— start of INFORMATION PROVIDED —

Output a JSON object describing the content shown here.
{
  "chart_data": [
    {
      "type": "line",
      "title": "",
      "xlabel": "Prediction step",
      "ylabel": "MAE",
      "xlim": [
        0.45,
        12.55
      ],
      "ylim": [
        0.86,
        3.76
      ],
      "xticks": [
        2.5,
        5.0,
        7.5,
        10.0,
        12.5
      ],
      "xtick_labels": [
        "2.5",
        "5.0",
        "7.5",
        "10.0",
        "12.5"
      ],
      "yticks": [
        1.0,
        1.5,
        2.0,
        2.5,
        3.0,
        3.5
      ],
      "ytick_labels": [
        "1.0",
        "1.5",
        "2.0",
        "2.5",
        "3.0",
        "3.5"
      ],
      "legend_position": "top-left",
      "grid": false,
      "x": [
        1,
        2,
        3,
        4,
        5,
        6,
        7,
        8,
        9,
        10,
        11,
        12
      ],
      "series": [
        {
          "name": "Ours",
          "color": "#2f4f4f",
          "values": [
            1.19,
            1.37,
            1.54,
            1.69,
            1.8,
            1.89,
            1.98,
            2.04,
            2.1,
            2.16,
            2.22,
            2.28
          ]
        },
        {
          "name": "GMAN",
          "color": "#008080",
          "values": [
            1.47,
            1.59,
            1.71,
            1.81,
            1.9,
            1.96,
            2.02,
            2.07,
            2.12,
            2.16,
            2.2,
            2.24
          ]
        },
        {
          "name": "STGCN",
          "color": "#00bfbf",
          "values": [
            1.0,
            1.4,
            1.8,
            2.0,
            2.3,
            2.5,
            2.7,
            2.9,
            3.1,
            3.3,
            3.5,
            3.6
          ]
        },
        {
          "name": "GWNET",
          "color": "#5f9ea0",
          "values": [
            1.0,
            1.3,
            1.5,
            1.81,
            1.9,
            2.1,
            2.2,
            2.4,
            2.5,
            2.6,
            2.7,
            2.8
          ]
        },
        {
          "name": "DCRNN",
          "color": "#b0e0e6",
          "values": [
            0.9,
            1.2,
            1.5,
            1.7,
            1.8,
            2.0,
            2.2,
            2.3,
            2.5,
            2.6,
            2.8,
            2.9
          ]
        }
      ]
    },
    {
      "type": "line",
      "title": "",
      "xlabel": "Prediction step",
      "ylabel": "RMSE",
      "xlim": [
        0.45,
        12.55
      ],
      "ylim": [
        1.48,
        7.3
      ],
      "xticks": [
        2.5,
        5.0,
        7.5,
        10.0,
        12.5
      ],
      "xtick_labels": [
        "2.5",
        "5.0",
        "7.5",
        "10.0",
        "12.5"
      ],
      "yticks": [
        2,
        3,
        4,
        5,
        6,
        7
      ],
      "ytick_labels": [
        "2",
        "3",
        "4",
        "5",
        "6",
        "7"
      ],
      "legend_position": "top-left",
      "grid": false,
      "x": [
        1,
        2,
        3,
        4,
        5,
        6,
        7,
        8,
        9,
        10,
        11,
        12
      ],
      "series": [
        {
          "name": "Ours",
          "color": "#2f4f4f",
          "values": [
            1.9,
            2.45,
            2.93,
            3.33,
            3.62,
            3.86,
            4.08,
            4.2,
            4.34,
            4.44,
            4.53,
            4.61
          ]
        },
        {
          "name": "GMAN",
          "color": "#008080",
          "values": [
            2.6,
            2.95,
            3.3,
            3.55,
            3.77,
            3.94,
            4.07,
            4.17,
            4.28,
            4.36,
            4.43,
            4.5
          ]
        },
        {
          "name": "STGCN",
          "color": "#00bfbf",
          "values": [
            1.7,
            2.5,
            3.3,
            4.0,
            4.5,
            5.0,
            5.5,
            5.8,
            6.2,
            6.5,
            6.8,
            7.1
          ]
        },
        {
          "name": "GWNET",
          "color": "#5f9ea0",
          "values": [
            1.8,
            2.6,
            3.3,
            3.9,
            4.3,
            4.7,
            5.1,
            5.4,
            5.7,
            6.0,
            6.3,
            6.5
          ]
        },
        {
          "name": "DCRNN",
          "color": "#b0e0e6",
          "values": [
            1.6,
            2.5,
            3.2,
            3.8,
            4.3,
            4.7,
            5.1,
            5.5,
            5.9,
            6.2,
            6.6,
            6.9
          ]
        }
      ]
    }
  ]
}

— end of INFORMATION PROVIDED —

Repeat all of the entries exactly.

FULL OUTPUT —
Output a JSON object describing the content shown here.
{
  "chart_data": [
    {
      "type": "line",
      "title": "",
      "xlabel": "Prediction step",
      "ylabel": "MAE",
      "xlim": [
        0.45,
        12.55
      ],
      "ylim": [
        0.86,
        3.76
      ],
      "xticks": [
        2.5,
        5.0,
        7.5,
        10.0,
        12.5
      ],
      "xtick_labels": [
        "2.5",
        "5.0",
        "7.5",
        "10.0",
        "12.5"
      ],
      "yticks": [
        1.0,
        1.5,
        2.0,
        2.5,
        3.0,
        3.5
      ],
      "ytick_labels": [
        "1.0",
        "1.5",
        "2.0",
        "2.5",
        "3.0",
        "3.5"
      ],
      "legend_position": "top-left",
      "grid": false,
      "x": [
        1,
        2,
        3,
        4,
        5,
        6,
        7,
        8,
        9,
        10,
        11,
        12
      ],
      "series": [
        {
          "name": "Ours",
          "color": "#2f4f4f",
          "values": [
            1.19,
            1.37,
            1.54,
            1.69,
            1.8,
            1.89,
            1.98,
            2.04,
            2.1,
            2.16,
            2.22,
            2.28
          ]
        },
        {
          "name": "GMAN",
          "color": "#008080",
          "values": [
            1.47,
            1.59,
            1.71,
            1.81,
            1.9,
            1.96,
            2.02,
            2.07,
            2.12,
            2.16,
            2.2,
            2.24
          ]
        },
        {
          "name": "STGCN",
          "color": "#00bfbf",
          "values": [
            1.0,
            1.4,
            1.8,
            2.0,
            2.3,
            2.5,
            2.7,
            2.9,
            3.1,
            3.3,
            3.5,
            3.6
          ]
        },
        {
          "name": "GWNET",
          "color": "#5f9ea0",
          "values": [
            1.0,
            1.3,
            1.5,
            1.81,
            1.9,
            2.1,
            2.2,
            2.4,
            2.5,
            2.6,
            2.7,
            2.8
          ]
        },
        {
          "name": "DCRNN",
          "color": "#b0e0e6",
          "values": [
            0.9,
            1.2,
            1.5,
            1.7,
            1.8,
            2.0,
            2.2,
            2.3,
            2.5,
            2.6,
            2.8,
            2.9
          ]
        }
      ]
    },
    {
      "type": "line",
      "title": "",
      "xlabel": "Prediction step",
      "ylabel": "RMSE",
      "xlim": [
        0.45,
        12.55
      ],
      "ylim": [
        1.48,
        7.3
      ],
      "xticks": [
        2.5,
        5.0,
        7.5,
        10.0,
        12.5
      ],
      "xtick_labels": [
        "2.5",
        "5.0",
        "7.5",
        "10.0",
        "12.5"
      ],
      "yticks": [
        2,
        3,
        4,
        5,
        6,
        7
      ],
      "ytick_labels": [
        "2",
        "3",
        "4",
        "5",
        "6",
        "7"
      ],
      "legend_position": "top-left",
      "grid": false,
      "x": [
        1,
        2,
        3,
        4,
        5,
        6,
        7,
        8,
        9,
        10,
        11,
        12
      ],
      "series": [
        {
          "name": "Ours",
          "color": "#2f4f4f",
          "values": [
            1.9,
            2.45,
            2.93,
            3.33,
            3.62,
            3.86,
            4.08,
            4.2,
            4.34,
            4.44,
            4.53,
            4.61
          ]
        },
        {
          "name": "GMAN",
          "color": "#008080",
          "values": [
            2.6,
            2.95,
            3.3,
            3.55,
            3.77,
            3.94,
            4.07,
            4.17,
            4.28,
            4.36,
            4.43,
            4.5
          ]
        },
        {
          "name": "STGCN",
          "color": "#00bfbf",
          "values": [
            1.7,
            2.5,
            3.3,
            4.0,
            4.5,
            5.0,
            5.5,
            5.8,
            6.2,
            6.5,
            6.8,
            7.1
          ]
        },
        {
          "name": "GWNET",
          "color": "#5f9ea0",
          "values": [
            1.8,
            2.6,
            3.3,
            3.9,
            4.3,
            4.7,
            5.1,
            5.4,
            5.7,
            6.0,
            6.3,
            6.5
          ]
        },
        {
          "name": "DCRNN",
          "color": "#b0e0e6",
          "values": [
            1.6,
            2.5,
            3.2,
            3.8,
            4.3,
            4.7,
            5.1,
            5.5,
            5.9,
            6.2,
            6.6,
            6.9
          ]
        }
      ]
    }
  ]
}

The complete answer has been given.